> _RECORDS FOR THE TASK_
────────────────

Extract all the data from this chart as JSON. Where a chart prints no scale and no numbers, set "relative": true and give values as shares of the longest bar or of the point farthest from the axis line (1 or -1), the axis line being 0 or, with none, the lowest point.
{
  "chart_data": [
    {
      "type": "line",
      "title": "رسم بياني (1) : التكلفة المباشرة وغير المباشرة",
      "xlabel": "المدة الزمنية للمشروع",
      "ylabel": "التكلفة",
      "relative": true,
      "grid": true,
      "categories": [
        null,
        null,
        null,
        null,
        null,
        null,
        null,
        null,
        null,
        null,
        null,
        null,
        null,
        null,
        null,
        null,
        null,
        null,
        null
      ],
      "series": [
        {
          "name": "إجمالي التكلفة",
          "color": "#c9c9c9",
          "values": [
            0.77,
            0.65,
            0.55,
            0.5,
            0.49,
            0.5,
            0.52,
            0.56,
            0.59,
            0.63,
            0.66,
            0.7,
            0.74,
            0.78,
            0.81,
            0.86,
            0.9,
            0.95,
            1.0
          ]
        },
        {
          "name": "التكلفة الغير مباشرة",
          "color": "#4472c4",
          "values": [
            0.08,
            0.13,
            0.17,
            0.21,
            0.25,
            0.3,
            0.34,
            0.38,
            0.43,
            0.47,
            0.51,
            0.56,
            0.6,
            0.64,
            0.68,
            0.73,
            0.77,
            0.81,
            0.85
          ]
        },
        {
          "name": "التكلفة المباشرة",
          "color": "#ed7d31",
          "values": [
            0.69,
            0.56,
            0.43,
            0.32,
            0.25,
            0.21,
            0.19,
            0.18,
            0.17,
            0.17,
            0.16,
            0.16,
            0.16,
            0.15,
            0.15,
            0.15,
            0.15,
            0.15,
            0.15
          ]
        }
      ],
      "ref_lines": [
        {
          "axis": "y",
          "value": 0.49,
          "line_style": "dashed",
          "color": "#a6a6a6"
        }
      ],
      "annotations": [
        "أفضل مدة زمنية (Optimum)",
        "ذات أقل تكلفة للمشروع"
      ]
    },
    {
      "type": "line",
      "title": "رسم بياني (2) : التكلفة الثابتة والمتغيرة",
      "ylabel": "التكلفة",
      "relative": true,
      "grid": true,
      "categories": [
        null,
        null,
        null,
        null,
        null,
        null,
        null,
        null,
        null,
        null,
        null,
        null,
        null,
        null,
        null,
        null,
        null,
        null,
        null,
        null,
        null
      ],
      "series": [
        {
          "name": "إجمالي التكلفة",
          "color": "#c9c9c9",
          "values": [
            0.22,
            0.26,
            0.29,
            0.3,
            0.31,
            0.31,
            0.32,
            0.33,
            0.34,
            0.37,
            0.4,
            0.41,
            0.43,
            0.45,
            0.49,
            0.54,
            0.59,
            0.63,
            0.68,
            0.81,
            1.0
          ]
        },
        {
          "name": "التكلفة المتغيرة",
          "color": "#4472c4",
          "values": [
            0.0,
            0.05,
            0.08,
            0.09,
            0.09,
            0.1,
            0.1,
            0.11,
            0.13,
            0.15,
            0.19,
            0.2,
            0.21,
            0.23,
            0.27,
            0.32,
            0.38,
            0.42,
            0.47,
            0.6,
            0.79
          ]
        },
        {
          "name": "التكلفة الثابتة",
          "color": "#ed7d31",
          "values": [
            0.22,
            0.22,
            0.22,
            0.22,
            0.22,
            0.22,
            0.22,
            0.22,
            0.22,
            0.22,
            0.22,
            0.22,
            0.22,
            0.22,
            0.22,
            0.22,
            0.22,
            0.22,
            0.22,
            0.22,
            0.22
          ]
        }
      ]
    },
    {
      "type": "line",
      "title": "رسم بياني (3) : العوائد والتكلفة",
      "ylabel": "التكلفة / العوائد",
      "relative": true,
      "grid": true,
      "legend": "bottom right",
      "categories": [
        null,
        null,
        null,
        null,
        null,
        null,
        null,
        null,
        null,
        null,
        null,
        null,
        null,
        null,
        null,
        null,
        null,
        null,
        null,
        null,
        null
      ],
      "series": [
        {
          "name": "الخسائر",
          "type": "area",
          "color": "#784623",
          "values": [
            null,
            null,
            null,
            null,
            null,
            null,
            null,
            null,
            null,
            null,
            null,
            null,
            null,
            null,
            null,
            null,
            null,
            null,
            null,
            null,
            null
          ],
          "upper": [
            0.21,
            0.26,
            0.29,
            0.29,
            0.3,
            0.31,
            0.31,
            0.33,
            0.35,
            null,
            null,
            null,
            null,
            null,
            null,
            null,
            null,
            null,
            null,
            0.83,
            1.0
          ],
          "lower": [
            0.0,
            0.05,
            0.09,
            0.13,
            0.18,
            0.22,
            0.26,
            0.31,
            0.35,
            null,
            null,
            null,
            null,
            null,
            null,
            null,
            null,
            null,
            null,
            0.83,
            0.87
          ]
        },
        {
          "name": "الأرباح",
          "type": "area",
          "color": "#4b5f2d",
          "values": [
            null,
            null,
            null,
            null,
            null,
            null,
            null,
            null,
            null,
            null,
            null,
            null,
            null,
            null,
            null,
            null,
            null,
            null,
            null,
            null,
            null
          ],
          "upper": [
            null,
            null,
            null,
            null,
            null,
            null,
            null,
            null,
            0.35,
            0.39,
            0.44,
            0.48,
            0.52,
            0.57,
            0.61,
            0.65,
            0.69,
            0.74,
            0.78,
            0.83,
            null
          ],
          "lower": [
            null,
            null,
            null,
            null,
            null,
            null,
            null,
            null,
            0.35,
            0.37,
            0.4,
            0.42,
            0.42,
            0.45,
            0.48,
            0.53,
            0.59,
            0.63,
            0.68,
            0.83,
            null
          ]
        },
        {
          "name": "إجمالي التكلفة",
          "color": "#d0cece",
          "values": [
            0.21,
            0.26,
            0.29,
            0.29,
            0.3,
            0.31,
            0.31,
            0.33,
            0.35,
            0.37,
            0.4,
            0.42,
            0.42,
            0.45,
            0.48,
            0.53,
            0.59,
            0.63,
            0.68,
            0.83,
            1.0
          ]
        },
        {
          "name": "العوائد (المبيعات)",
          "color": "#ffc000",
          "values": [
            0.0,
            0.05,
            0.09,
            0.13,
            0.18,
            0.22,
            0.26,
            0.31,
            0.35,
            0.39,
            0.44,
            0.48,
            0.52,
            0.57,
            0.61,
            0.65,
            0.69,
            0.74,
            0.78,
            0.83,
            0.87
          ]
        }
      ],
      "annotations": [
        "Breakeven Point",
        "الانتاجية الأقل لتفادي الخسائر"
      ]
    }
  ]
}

────────────────

> _GOAL_
Which lines contain "title"? Show each of them.

> _COMPLETED TASK_
      "title": "رسم بياني (1) : التكلفة المباشرة وغير المباشرة",
      "title": "رسم بياني (2) : التكلفة الثابتة والمتغيرة",
      "title": "رسم بياني (3) : العوائد والتكلفة",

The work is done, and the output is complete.